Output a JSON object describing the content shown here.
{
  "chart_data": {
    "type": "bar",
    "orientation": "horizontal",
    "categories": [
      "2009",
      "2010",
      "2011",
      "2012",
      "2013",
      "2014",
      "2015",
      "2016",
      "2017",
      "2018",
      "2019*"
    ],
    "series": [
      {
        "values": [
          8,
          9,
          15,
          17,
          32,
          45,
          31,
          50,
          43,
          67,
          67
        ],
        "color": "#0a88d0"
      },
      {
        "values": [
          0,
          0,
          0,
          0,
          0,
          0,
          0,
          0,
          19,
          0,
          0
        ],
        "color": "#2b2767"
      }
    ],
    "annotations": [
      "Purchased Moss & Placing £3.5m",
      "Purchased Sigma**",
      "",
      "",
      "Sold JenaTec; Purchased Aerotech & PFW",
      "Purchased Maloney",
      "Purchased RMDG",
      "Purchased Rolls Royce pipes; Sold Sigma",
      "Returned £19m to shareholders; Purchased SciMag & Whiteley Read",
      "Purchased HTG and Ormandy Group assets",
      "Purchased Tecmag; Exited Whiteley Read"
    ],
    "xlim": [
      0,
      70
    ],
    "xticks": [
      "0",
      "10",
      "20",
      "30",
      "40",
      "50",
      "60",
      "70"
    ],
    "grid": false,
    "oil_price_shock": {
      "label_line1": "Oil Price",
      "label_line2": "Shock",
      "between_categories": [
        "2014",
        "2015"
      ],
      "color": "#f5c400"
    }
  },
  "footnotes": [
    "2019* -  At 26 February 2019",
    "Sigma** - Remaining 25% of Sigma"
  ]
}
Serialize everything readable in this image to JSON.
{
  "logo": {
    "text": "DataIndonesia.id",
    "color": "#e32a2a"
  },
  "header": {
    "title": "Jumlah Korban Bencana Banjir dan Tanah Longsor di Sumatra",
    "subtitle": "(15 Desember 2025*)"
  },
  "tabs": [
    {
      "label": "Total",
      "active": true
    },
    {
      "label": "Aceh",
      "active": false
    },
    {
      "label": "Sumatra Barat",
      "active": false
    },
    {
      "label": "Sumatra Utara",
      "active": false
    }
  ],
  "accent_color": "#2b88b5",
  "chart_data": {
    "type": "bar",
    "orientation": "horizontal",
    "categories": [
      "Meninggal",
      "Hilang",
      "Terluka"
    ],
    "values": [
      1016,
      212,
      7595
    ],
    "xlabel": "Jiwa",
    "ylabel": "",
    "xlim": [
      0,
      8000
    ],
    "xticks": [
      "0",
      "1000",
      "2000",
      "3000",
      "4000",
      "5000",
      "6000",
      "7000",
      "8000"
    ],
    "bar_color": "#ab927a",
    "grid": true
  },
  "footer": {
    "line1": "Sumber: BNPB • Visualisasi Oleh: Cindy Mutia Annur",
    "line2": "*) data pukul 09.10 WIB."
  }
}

--

Set problem
Please repeat the listing exactly, with nothing left out.

Completed task
Output a JSON object describing the content shown here.
{
  "chart_data": {
    "type": "bar",
    "orientation": "horizontal",
    "categories": [
      "2009",
      "2010",
      "2011",
      "2012",
      "2013",
      "2014",
      "2015",
      "2016",
      "2017",
      "2018",
      "2019*"
    ],
    "series": [
      {
        "values": [
          8,
          9,
          15,
          17,
          32,
          45,
          31,
          50,
          43,
          67,
          67
        ],
        "color": "#0a88d0"
      },
      {
        "values": [
          0,
          0,
          0,
          0,
          0,
          0,
          0,
          0,
          19,
          0,
          0
        ],
        "color": "#2b2767"
      }
    ],
    "annotations": [
      "Purchased Moss & Placing £3.5m",
      "Purchased Sigma**",
      "",
      "",
      "Sold JenaTec; Purchased Aerotech & PFW",
      "Purchased Maloney",
      "Purchased RMDG",
      "Purchased Rolls Royce pipes; Sold Sigma",
      "Returned £19m to shareholders; Purchased SciMag & Whiteley Read",
      "Purchased HTG and Ormandy Group assets",
      "Purchased Tecmag; Exited Whiteley Read"
    ],
    "xlim": [
      0,
      70
    ],
    "xticks": [
      "0",
      "10",
      "20",
      "30",
      "40",
      "50",
      "60",
      "70"
    ],
    "grid": false,
    "oil_price_shock": {
      "label_line1": "Oil Price",
      "label_line2": "Shock",
      "between_categories": [
        "2014",
        "2015"
      ],
      "color": "#f5c400"
    }
  },
  "footnotes": [
    "2019* -  At 26 February 2019",
    "Sigma** - Remaining 25% of Sigma"
  ]
}
Serialize everything readable in this image to JSON.
{
  "logo": {
    "text": "DataIndonesia.id",
    "color": "#e32a2a"
  },
  "header": {
    "title": "Jumlah Korban Bencana Banjir dan Tanah Longsor di Sumatra",
    "subtitle": "(15 Desember 2025*)"
  },
  "tabs": [
    {
      "label": "Total",
      "active": true
    },
    {
      "label": "Aceh",
      "active": false
    },
    {
      "label": "Sumatra Barat",
      "active": false
    },
    {
      "label": "Sumatra Utara",
      "active": false
    }
  ],
  "accent_color": "#2b88b5",
  "chart_data": {
    "type": "bar",
    "orientation": "horizontal",
    "categories": [
      "Meninggal",
      "Hilang",
      "Terluka"
    ],
    "values": [
      1016,
      212,
      7595
    ],
    "xlabel": "Jiwa",
    "ylabel": "",
    "xlim": [
      0,
      8000
    ],
    "xticks": [
      "0",
      "1000",
      "2000",
      "3000",
      "4000",
      "5000",
      "6000",
      "7000",
      "8000"
    ],
    "bar_color": "#ab927a",
    "grid": true
  },
  "footer": {
    "line1": "Sumber: BNPB • Visualisasi Oleh: Cindy Mutia Annur",
    "line2": "*) data pukul 09.10 WIB."
  }
}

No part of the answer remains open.